THE TASK — Extract each line of the data below that contains the string "Изменить". Case counts when matching.
---
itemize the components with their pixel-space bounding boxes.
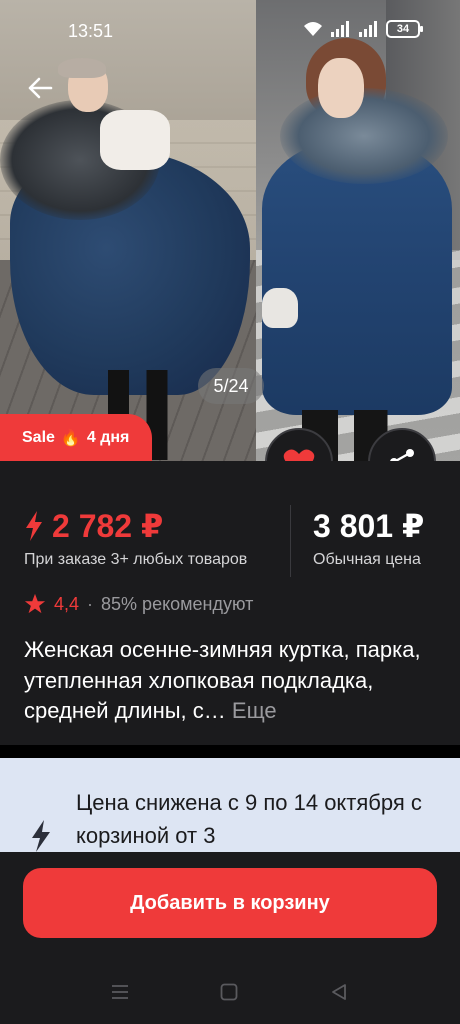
signal-icon-2 [359,21,377,37]
rating-separator: · [87,593,94,614]
promo-banner[interactable]: Цена снижена с 9 по 14 октября с корзино… [0,758,460,852]
signal-icon [331,21,349,37]
regular-price-note: Обычная цена [313,551,421,568]
status-bar: 13:51 34 [0,0,460,62]
section-divider [0,745,460,758]
home-icon[interactable] [219,982,239,1002]
regular-price: 3 801 ₽ [313,508,425,544]
product-title[interactable]: Женская осенне-зимняя куртка, парка, уте… [24,635,424,727]
back-arrow-icon [28,77,53,99]
sale-badge: Sale 🔥 4 дня [0,414,152,462]
fire-icon: 🔥 [60,430,81,447]
menu-icon[interactable] [110,982,130,1002]
more-link[interactable]: Еще [232,698,277,723]
bolt-icon [26,511,42,541]
image-counter: 5/24 [198,368,264,404]
sale-price-note: При заказе 3+ любых товаров [24,551,248,568]
sale-price-row: 2 782 ₽ [24,507,163,545]
product-info: 2 782 ₽ При заказе 3+ любых товаров 3 80… [0,461,460,751]
rating-value: 4,4 [54,593,80,614]
product-title-text: Женская осенне-зимняя куртка, парка, уте… [24,637,421,723]
promo-text: Цена снижена с 9 по 14 октября с корзино… [76,790,422,848]
back-button[interactable] [22,70,58,106]
sale-price: 2 782 ₽ [24,507,163,545]
bolt-icon [32,820,50,852]
system-nav-bar [0,972,460,1012]
recommend-percent: 85% рекомендуют [101,593,254,614]
sale-price-value: 2 782 ₽ [52,508,164,544]
status-icons: 34 [302,20,423,38]
back-triangle-icon[interactable] [329,982,349,1002]
sale-label: Sale [22,429,55,446]
battery-icon: 34 [386,20,423,38]
add-to-cart-button[interactable]: Добавить в корзину [23,868,437,938]
rating-row[interactable]: 4,4 · 85% рекомендуют [24,593,253,615]
sale-days: 4 дня [86,429,130,446]
wifi-icon [304,22,322,36]
status-time: 13:51 [68,21,114,41]
bottom-bar: Добавить в корзину [0,852,460,1024]
price-divider [290,505,291,577]
star-icon [24,593,46,614]
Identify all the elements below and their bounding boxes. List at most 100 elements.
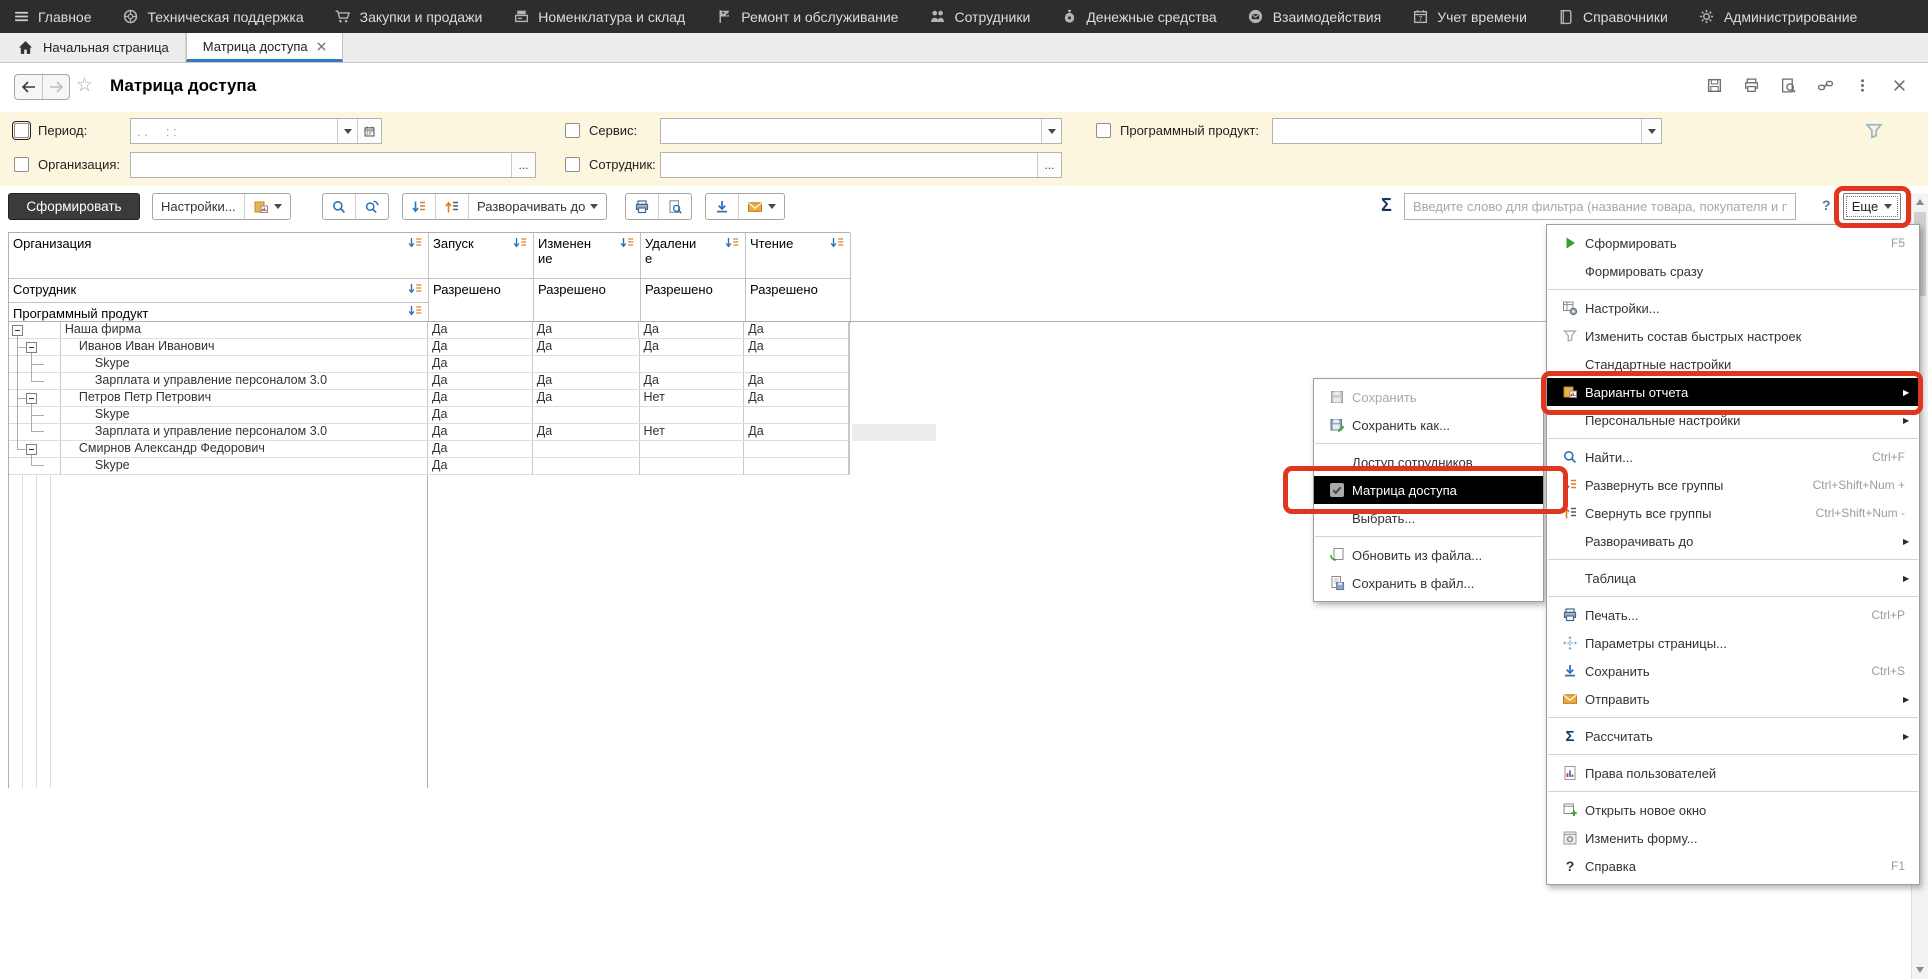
value-cell[interactable]: Да — [428, 356, 533, 372]
value-cell[interactable]: Нет — [640, 424, 745, 440]
group-cell[interactable]: Смирнов Александр Федорович — [61, 441, 428, 457]
table-row[interactable]: Зарплата и управление персоналом 3.0ДаДа… — [9, 424, 849, 441]
value-cell[interactable]: Да — [428, 424, 533, 440]
close-icon[interactable] — [1890, 76, 1908, 94]
organization-checkbox[interactable] — [14, 157, 29, 172]
service-input[interactable] — [661, 119, 1041, 143]
submenu-item-choose[interactable]: Выбрать... — [1314, 504, 1543, 532]
submenu-item-access-matrix[interactable]: Матрица доступа — [1314, 476, 1543, 504]
save-file-button[interactable] — [706, 194, 738, 219]
sort-icon[interactable] — [725, 237, 740, 252]
more-item-user-rights[interactable]: Права пользователей — [1547, 759, 1919, 787]
value-cell[interactable]: Да — [428, 322, 533, 338]
more-item-calculate[interactable]: Σ Рассчитать ▶ — [1547, 722, 1919, 750]
value-cell[interactable]: Да — [744, 390, 849, 406]
product-checkbox[interactable] — [1096, 123, 1111, 138]
expand-groups-button[interactable] — [403, 194, 435, 219]
send-button[interactable] — [738, 194, 784, 219]
service-checkbox[interactable] — [565, 123, 580, 138]
settings-button[interactable]: Настройки... — [153, 194, 244, 219]
value-cell[interactable] — [640, 407, 745, 423]
menu-interactions[interactable]: Взаимодействия — [1247, 8, 1382, 26]
value-cell[interactable]: Да — [744, 322, 849, 338]
link-icon[interactable] — [1816, 76, 1834, 94]
preview-icon[interactable] — [1779, 76, 1797, 94]
more-item-expand-all-groups[interactable]: Развернуть все группы Ctrl+Shift+Num + — [1547, 471, 1919, 499]
group-cell[interactable]: Петров Петр Петрович — [61, 390, 428, 406]
value-cell[interactable]: Да — [640, 373, 745, 389]
collapse-toggle[interactable] — [12, 325, 23, 336]
value-cell[interactable] — [533, 458, 640, 474]
more-item-edit-form[interactable]: Изменить форму... — [1547, 824, 1919, 852]
table-row[interactable]: Наша фирмаДаДаДаДа — [9, 322, 849, 339]
sort-icon[interactable] — [830, 237, 845, 252]
sort-icon[interactable] — [513, 237, 528, 252]
value-cell[interactable] — [640, 441, 745, 457]
organization-input[interactable] — [131, 153, 511, 177]
table-row[interactable]: Иванов Иван ИвановичДаДаДаДа — [9, 339, 849, 356]
more-item-page-setup[interactable]: Параметры страницы... — [1547, 629, 1919, 657]
tab-close-icon[interactable] — [317, 39, 326, 54]
value-cell[interactable] — [744, 458, 849, 474]
print-preview-button[interactable] — [658, 194, 691, 219]
generate-button[interactable]: Сформировать — [8, 193, 140, 220]
menu-cash-funds[interactable]: Денежные средства — [1060, 8, 1216, 26]
submenu-item-save-as[interactable]: Сохранить как... — [1314, 411, 1543, 439]
value-cell[interactable]: Да — [533, 424, 640, 440]
more-item-table[interactable]: Таблица ▶ — [1547, 564, 1919, 592]
sort-icon[interactable] — [408, 237, 423, 252]
expand-to-button[interactable]: Разворачивать до — [468, 194, 606, 219]
report-variants-button[interactable] — [244, 194, 290, 219]
value-cell[interactable]: Да — [533, 390, 640, 406]
menu-tech-support[interactable]: Техническая поддержка — [122, 8, 304, 26]
value-cell[interactable] — [744, 407, 849, 423]
header-read[interactable]: Чтение — [746, 233, 851, 279]
product-cell[interactable]: Зарплата и управление персоналом 3.0 — [61, 373, 428, 389]
period-input[interactable] — [131, 119, 337, 143]
filter-funnel-icon[interactable] — [1864, 121, 1884, 144]
collapse-groups-button[interactable] — [435, 194, 468, 219]
value-cell[interactable]: Да — [744, 424, 849, 440]
value-cell[interactable]: Да — [428, 339, 533, 355]
collapse-toggle[interactable] — [26, 342, 37, 353]
employee-input[interactable] — [661, 153, 1037, 177]
product-cell[interactable]: Skype — [61, 407, 428, 423]
menu-time-tracking[interactable]: 7 Учет времени — [1411, 8, 1527, 26]
product-cell[interactable]: Skype — [61, 458, 428, 474]
quick-filter-input[interactable] — [1404, 193, 1796, 220]
value-cell[interactable]: Да — [428, 390, 533, 406]
tab-home[interactable]: Начальная страница — [0, 33, 186, 62]
value-cell[interactable] — [533, 356, 640, 372]
value-cell[interactable] — [744, 441, 849, 457]
save-icon[interactable] — [1705, 76, 1723, 94]
more-item-standard-settings[interactable]: Стандартные настройки — [1547, 350, 1919, 378]
header-organization[interactable]: Организация — [9, 233, 429, 279]
sort-icon[interactable] — [408, 305, 423, 320]
period-checkbox[interactable] — [14, 123, 29, 138]
print-icon[interactable] — [1742, 76, 1760, 94]
more-item-quick-settings[interactable]: Изменить состав быстрых настроек — [1547, 322, 1919, 350]
menu-main[interactable]: Главное — [12, 8, 92, 26]
more-item-expand-to[interactable]: Разворачивать до ▶ — [1547, 527, 1919, 555]
kebab-menu-icon[interactable] — [1853, 76, 1871, 94]
menu-purchases-sales[interactable]: Закупки и продажи — [334, 8, 483, 26]
value-cell[interactable]: Да — [428, 373, 533, 389]
favorite-star-icon[interactable]: ☆ — [76, 76, 93, 95]
collapse-toggle[interactable] — [26, 393, 37, 404]
search-button[interactable] — [323, 194, 355, 219]
menu-employees[interactable]: Сотрудники — [928, 8, 1030, 26]
value-cell[interactable] — [533, 441, 640, 457]
menu-administration[interactable]: Администрирование — [1698, 8, 1858, 26]
product-cell[interactable]: Skype — [61, 356, 428, 372]
current-cell-cursor[interactable] — [852, 424, 936, 441]
scroll-up-icon[interactable] — [1912, 194, 1928, 210]
more-item-generate-now[interactable]: Формировать сразу — [1547, 257, 1919, 285]
help-icon[interactable]: ? — [1822, 197, 1831, 213]
more-item-save[interactable]: Сохранить Ctrl+S — [1547, 657, 1919, 685]
product-dropdown-icon[interactable] — [1641, 119, 1661, 143]
tab-access-matrix[interactable]: Матрица доступа — [186, 33, 343, 62]
group-cell[interactable]: Иванов Иван Иванович — [61, 339, 428, 355]
value-cell[interactable]: Да — [744, 373, 849, 389]
value-cell[interactable]: Да — [428, 458, 533, 474]
table-row[interactable]: SkypeДа — [9, 458, 849, 475]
---
RIGHT ANSWER —
more-item-edit-form[interactable]: Изменить форму... — [1547, 824, 1919, 852]
more-item-quick-settings[interactable]: Изменить состав быстрых настроек — [1547, 322, 1919, 350]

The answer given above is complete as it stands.